Figure content listings:
---

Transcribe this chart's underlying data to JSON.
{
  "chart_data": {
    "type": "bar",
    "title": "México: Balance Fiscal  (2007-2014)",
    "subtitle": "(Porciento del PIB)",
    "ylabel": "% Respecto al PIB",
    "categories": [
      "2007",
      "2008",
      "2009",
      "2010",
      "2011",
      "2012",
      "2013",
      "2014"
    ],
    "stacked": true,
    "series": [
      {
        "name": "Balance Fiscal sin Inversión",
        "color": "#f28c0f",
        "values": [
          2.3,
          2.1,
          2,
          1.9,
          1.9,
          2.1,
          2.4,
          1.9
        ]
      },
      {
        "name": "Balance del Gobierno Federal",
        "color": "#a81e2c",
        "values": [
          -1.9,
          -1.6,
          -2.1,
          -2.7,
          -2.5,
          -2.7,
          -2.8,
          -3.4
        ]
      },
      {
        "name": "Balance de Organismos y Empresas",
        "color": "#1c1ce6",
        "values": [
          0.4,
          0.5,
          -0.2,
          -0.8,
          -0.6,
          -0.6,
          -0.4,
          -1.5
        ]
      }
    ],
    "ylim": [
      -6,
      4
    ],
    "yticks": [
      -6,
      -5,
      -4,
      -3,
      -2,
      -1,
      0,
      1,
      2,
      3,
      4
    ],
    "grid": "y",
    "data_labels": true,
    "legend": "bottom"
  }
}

---

• _Exercise requirements_:
Copy every line of the listing that contains the word "name".

• _Response_:
        "name": "Balance Fiscal sin Inversión",
        "name": "Balance del Gobierno Federal",
        "name": "Balance de Organismos y Empresas",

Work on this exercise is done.